WRITTEN PROBLEM >> Extract each line containing the string "this".

[Begin RECORD SET]

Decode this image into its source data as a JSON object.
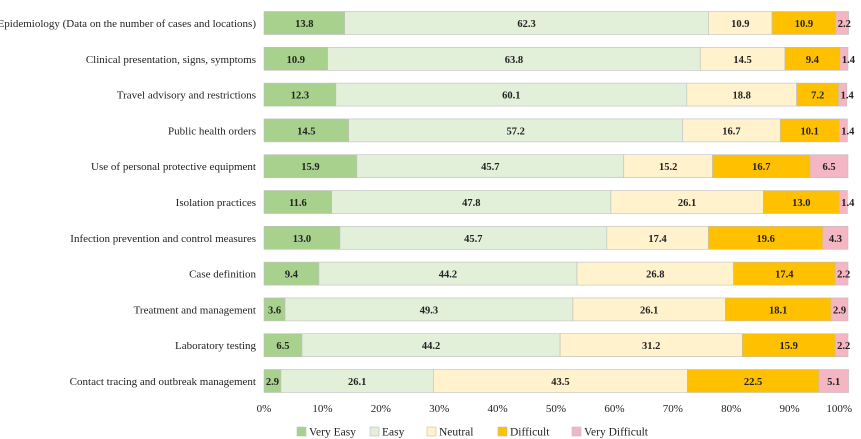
{
  "chart_data": {
    "type": "bar",
    "orientation": "horizontal",
    "stacked": true,
    "percent_stacked": true,
    "title": "",
    "xlabel": "",
    "ylabel": "",
    "xlim": [
      0,
      100
    ],
    "x_ticks": [
      "0%",
      "10%",
      "20%",
      "30%",
      "40%",
      "50%",
      "60%",
      "70%",
      "80%",
      "90%",
      "100%"
    ],
    "grid": false,
    "legend_position": "bottom",
    "categories": [
      "Epidemiology (Data on the number of cases and locations)",
      "Clinical presentation, signs, symptoms",
      "Travel advisory and restrictions",
      "Public health orders",
      "Use of personal protective equipment",
      "Isolation practices",
      "Infection prevention and control measures",
      "Case definition",
      "Treatment and management",
      "Laboratory testing",
      "Contact tracing and outbreak management"
    ],
    "series": [
      {
        "name": "Very Easy",
        "color": "#a9d18e",
        "values": [
          13.8,
          10.9,
          12.3,
          14.5,
          15.9,
          11.6,
          13.0,
          9.4,
          3.6,
          6.5,
          2.9
        ]
      },
      {
        "name": "Easy",
        "color": "#e2efd9",
        "values": [
          62.3,
          63.8,
          60.1,
          57.2,
          45.7,
          47.8,
          45.7,
          44.2,
          49.3,
          44.2,
          26.1
        ]
      },
      {
        "name": "Neutral",
        "color": "#fff2cc",
        "values": [
          10.9,
          14.5,
          18.8,
          16.7,
          15.2,
          26.1,
          17.4,
          26.8,
          26.1,
          31.2,
          43.5
        ]
      },
      {
        "name": "Difficult",
        "color": "#ffc000",
        "values": [
          10.9,
          9.4,
          7.2,
          10.1,
          16.7,
          13.0,
          19.6,
          17.4,
          18.1,
          15.9,
          22.5
        ]
      },
      {
        "name": "Very Difficult",
        "color": "#f4b6c2",
        "values": [
          2.2,
          1.4,
          1.4,
          1.4,
          6.5,
          1.4,
          4.3,
          2.2,
          2.9,
          2.2,
          5.1
        ]
      }
    ],
    "data_labels": [
      [
        "13.8",
        "62.3",
        "10.9",
        "10.9",
        "2.2"
      ],
      [
        "10.9",
        "63.8",
        "14.5",
        "9.4",
        "1.4"
      ],
      [
        "12.3",
        "60.1",
        "18.8",
        "7.2",
        "1.4"
      ],
      [
        "14.5",
        "57.2",
        "16.7",
        "10.1",
        "1.4"
      ],
      [
        "15.9",
        "45.7",
        "15.2",
        "16.7",
        "6.5"
      ],
      [
        "11.6",
        "47.8",
        "26.1",
        "13.0",
        "1.4"
      ],
      [
        "13.0",
        "45.7",
        "17.4",
        "19.6",
        "4.3"
      ],
      [
        "9.4",
        "44.2",
        "26.8",
        "17.4",
        "2.2"
      ],
      [
        "3.6",
        "49.3",
        "26.1",
        "18.1",
        "2.9"
      ],
      [
        "6.5",
        "44.2",
        "31.2",
        "15.9",
        "2.2"
      ],
      [
        "2.9",
        "26.1",
        "43.5",
        "22.5",
        "5.1"
      ]
    ]
  }
}
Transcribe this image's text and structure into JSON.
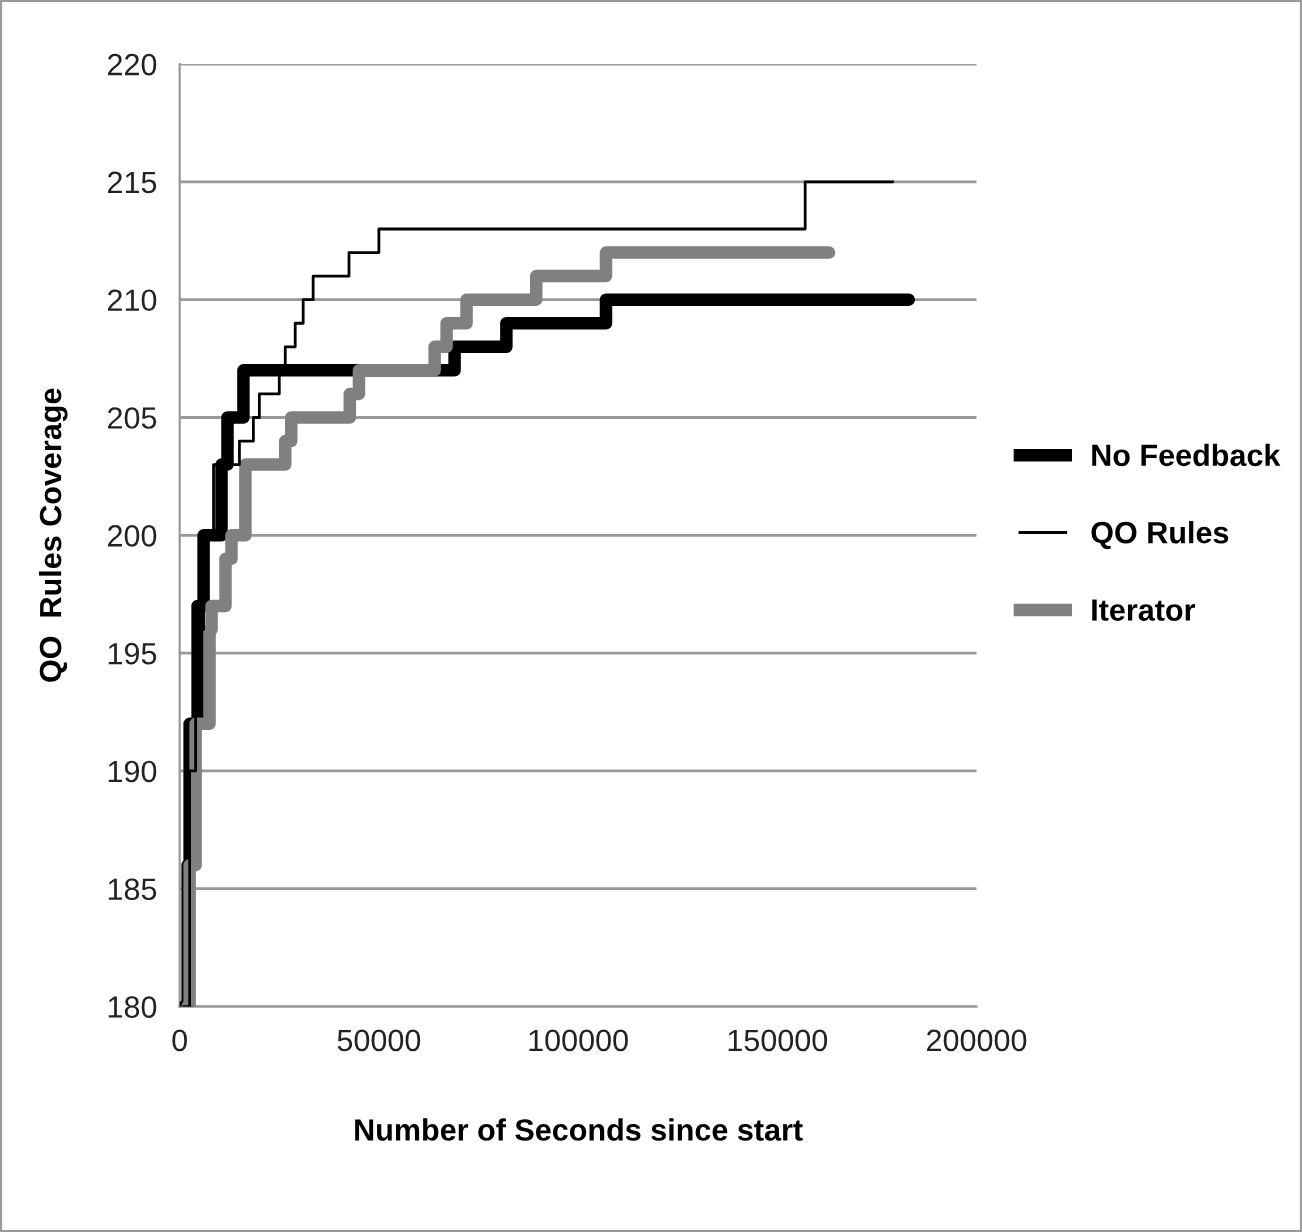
{
  "chart_data": {
    "type": "step",
    "xlabel": "Number of Seconds since start",
    "ylabel": "QO  Rules Coverage",
    "xlim": [
      0,
      200000
    ],
    "xticks": [
      0,
      50000,
      100000,
      150000,
      200000
    ],
    "ylim": [
      180,
      220
    ],
    "yticks": [
      180,
      185,
      190,
      195,
      200,
      205,
      210,
      215,
      220
    ],
    "grid": "y",
    "legend": "right",
    "marker": "none",
    "line_style": "solid",
    "series": [
      {
        "name": "No Feedback",
        "color": "#000000",
        "x": [
          1000,
          2000,
          2500,
          4500,
          6000,
          10500,
          12000,
          16000,
          69000,
          82000,
          107000,
          183000
        ],
        "values": [
          180,
          186,
          192,
          197,
          200,
          203,
          205,
          207,
          208,
          209,
          210,
          210
        ]
      },
      {
        "name": "QO Rules",
        "color": "#000000",
        "x": [
          1000,
          2500,
          4000,
          6000,
          8500,
          15000,
          18500,
          20000,
          25000,
          26500,
          29000,
          31000,
          33500,
          42500,
          50000,
          157000,
          179000
        ],
        "values": [
          180,
          190,
          196,
          200,
          203,
          204,
          205,
          206,
          207,
          208,
          209,
          210,
          211,
          212,
          213,
          215,
          215
        ]
      },
      {
        "name": "Iterator",
        "color": "#808080",
        "x": [
          2000,
          2500,
          4000,
          7500,
          8000,
          11500,
          13000,
          16500,
          26500,
          28000,
          42700,
          45000,
          64000,
          67000,
          72000,
          89500,
          107000,
          163000
        ],
        "values": [
          180,
          186,
          192,
          196,
          197,
          199,
          200,
          203,
          204,
          205,
          206,
          207,
          208,
          209,
          210,
          211,
          212,
          212
        ]
      }
    ]
  }
}
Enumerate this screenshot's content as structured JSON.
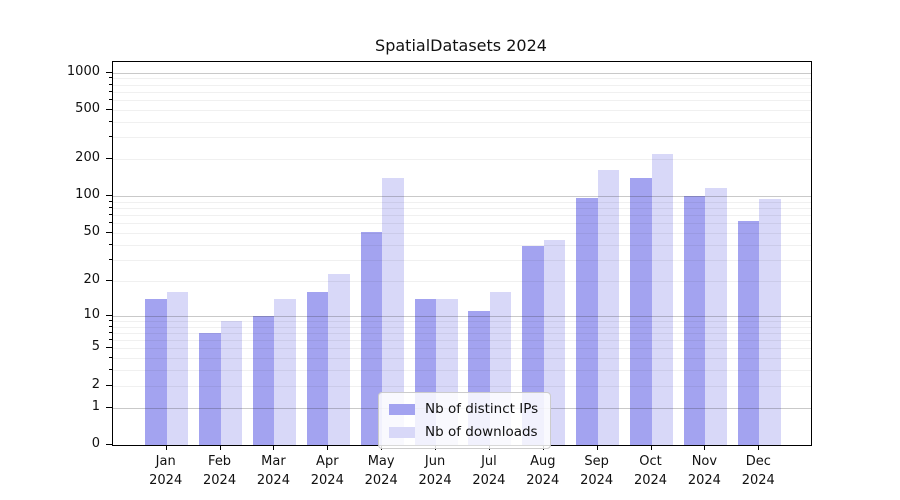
{
  "chart_data": {
    "type": "bar",
    "title": "SpatialDatasets 2024",
    "categories": [
      "Jan 2024",
      "Feb 2024",
      "Mar 2024",
      "Apr 2024",
      "May 2024",
      "Jun 2024",
      "Jul 2024",
      "Aug 2024",
      "Sep 2024",
      "Oct 2024",
      "Nov 2024",
      "Dec 2024"
    ],
    "series": [
      {
        "name": "Nb of distinct IPs",
        "color": "#a3a3f0",
        "values": [
          14,
          7,
          10,
          16,
          51,
          14,
          11,
          39,
          96,
          140,
          100,
          63
        ]
      },
      {
        "name": "Nb of downloads",
        "color": "#d8d8f8",
        "values": [
          16,
          9,
          14,
          23,
          140,
          14,
          16,
          44,
          165,
          220,
          116,
          95
        ]
      }
    ],
    "xlabel": "",
    "ylabel": "",
    "yscale": "log1p",
    "yticks": [
      0,
      1,
      2,
      5,
      10,
      20,
      50,
      100,
      200,
      500,
      1000
    ],
    "minor_gridlines": [
      2,
      3,
      4,
      5,
      6,
      7,
      8,
      9,
      20,
      30,
      40,
      50,
      60,
      70,
      80,
      90,
      200,
      300,
      400,
      500,
      600,
      700,
      800,
      900
    ],
    "major_gridlines": [
      1,
      10,
      100,
      1000
    ],
    "ylim": [
      0,
      1225
    ],
    "grid": "on",
    "legend_position": "lower center"
  }
}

[End RECORD SET]

ANSWER FOR THE TASK >>
Decode this image into its source data as a JSON object.
Transcribe this image's text and structure into JSON.
Enumerate this screenshot's content as structured JSON.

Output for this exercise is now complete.